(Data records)
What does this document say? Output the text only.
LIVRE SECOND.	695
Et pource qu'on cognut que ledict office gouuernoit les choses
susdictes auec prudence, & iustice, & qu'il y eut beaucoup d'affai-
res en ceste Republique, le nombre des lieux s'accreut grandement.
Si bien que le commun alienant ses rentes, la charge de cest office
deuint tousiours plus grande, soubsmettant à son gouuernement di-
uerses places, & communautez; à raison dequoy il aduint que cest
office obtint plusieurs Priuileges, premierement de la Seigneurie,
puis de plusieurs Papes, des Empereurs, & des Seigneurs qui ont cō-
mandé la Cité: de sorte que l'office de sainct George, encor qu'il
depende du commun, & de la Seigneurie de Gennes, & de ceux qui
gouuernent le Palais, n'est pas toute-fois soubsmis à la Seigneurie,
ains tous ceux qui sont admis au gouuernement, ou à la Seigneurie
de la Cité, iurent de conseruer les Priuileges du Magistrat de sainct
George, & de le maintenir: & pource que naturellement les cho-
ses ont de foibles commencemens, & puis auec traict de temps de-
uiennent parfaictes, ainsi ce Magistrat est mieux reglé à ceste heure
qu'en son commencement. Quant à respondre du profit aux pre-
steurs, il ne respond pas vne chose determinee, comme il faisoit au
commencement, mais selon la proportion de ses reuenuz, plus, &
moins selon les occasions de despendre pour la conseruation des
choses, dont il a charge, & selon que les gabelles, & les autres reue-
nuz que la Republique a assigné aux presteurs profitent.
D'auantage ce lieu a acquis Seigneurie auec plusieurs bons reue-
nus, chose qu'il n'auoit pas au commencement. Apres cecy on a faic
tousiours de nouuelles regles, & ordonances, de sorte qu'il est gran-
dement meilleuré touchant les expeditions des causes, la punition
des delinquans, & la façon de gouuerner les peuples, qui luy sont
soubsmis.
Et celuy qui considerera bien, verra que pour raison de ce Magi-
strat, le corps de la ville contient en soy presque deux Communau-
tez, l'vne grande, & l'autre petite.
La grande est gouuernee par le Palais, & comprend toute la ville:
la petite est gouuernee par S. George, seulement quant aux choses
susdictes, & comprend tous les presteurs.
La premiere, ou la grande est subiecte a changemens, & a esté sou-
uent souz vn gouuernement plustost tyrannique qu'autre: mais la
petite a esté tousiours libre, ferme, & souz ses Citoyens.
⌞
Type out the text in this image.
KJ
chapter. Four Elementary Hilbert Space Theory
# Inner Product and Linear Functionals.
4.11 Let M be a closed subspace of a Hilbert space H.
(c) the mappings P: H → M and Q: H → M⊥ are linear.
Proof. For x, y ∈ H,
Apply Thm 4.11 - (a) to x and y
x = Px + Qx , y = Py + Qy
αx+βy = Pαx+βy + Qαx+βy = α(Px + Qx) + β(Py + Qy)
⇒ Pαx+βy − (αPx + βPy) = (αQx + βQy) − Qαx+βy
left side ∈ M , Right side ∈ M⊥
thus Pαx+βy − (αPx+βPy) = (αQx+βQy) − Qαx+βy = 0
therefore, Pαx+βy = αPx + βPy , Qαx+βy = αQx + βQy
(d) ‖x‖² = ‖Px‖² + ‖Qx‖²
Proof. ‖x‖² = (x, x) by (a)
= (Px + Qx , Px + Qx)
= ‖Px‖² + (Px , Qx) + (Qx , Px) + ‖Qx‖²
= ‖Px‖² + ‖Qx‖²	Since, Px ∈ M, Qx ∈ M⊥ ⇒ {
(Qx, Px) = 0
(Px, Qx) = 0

◆ **What this task involves**:
Each record must be repeated exactly as it is.

◆ **Exercise answer**:
What does this document say? Output the text only.
LIVRE SECOND.	695
Et pource qu'on cognut que ledict office gouuernoit les choses
susdictes auec prudence, & iustice, & qu'il y eut beaucoup d'affai-
res en ceste Republique, le nombre des lieux s'accreut grandement.
Si bien que le commun alienant ses rentes, la charge de cest office
deuint tousiours plus grande, soubsmettant à son gouuernement di-
uerses places, & communautez; à raison dequoy il aduint que cest
office obtint plusieurs Priuileges, premierement de la Seigneurie,
puis de plusieurs Papes, des Empereurs, & des Seigneurs qui ont cō-
mandé la Cité: de sorte que l'office de sainct George, encor qu'il
depende du commun, & de la Seigneurie de Gennes, & de ceux qui
gouuernent le Palais, n'est pas toute-fois soubsmis à la Seigneurie,
ains tous ceux qui sont admis au gouuernement, ou à la Seigneurie
de la Cité, iurent de conseruer les Priuileges du Magistrat de sainct
George, & de le maintenir: & pource que naturellement les cho-
ses ont de foibles commencemens, & puis auec traict de temps de-
uiennent parfaictes, ainsi ce Magistrat est mieux reglé à ceste heure
qu'en son commencement. Quant à respondre du profit aux pre-
steurs, il ne respond pas vne chose determinee, comme il faisoit au
commencement, mais selon la proportion de ses reuenuz, plus, &
moins selon les occasions de despendre pour la conseruation des
choses, dont il a charge, & selon que les gabelles, & les autres reue-
nuz que la Republique a assigné aux presteurs profitent.
D'auantage ce lieu a acquis Seigneurie auec plusieurs bons reue-
nus, chose qu'il n'auoit pas au commencement. Apres cecy on a faic
tousiours de nouuelles regles, & ordonances, de sorte qu'il est gran-
dement meilleuré touchant les expeditions des causes, la punition
des delinquans, & la façon de gouuerner les peuples, qui luy sont
soubsmis.
Et celuy qui considerera bien, verra que pour raison de ce Magi-
strat, le corps de la ville contient en soy presque deux Communau-
tez, l'vne grande, & l'autre petite.
La grande est gouuernee par le Palais, & comprend toute la ville:
la petite est gouuernee par S. George, seulement quant aux choses
susdictes, & comprend tous les presteurs.
La premiere, ou la grande est subiecte a changemens, & a esté sou-
uent souz vn gouuernement plustost tyrannique qu'autre: mais la
petite a esté tousiours libre, ferme, & souz ses Citoyens.
⌞
Type out the text in this image.
KJ
chapter. Four Elementary Hilbert Space Theory
# Inner Product and Linear Functionals.
4.11 Let M be a closed subspace of a Hilbert space H.
(c) the mappings P: H → M and Q: H → M⊥ are linear.
Proof. For x, y ∈ H,
Apply Thm 4.11 - (a) to x and y
x = Px + Qx , y = Py + Qy
αx+βy = Pαx+βy + Qαx+βy = α(Px + Qx) + β(Py + Qy)
⇒ Pαx+βy − (αPx + βPy) = (αQx + βQy) − Qαx+βy
left side ∈ M , Right side ∈ M⊥
thus Pαx+βy − (αPx+βPy) = (αQx+βQy) − Qαx+βy = 0
therefore, Pαx+βy = αPx + βPy , Qαx+βy = αQx + βQy
(d) ‖x‖² = ‖Px‖² + ‖Qx‖²
Proof. ‖x‖² = (x, x) by (a)
= (Px + Qx , Px + Qx)
= ‖Px‖² + (Px , Qx) + (Qx , Px) + ‖Qx‖²
= ‖Px‖² + ‖Qx‖²	Since, Px ∈ M, Qx ∈ M⊥ ⇒ {
(Qx, Px) = 0
(Px, Qx) = 0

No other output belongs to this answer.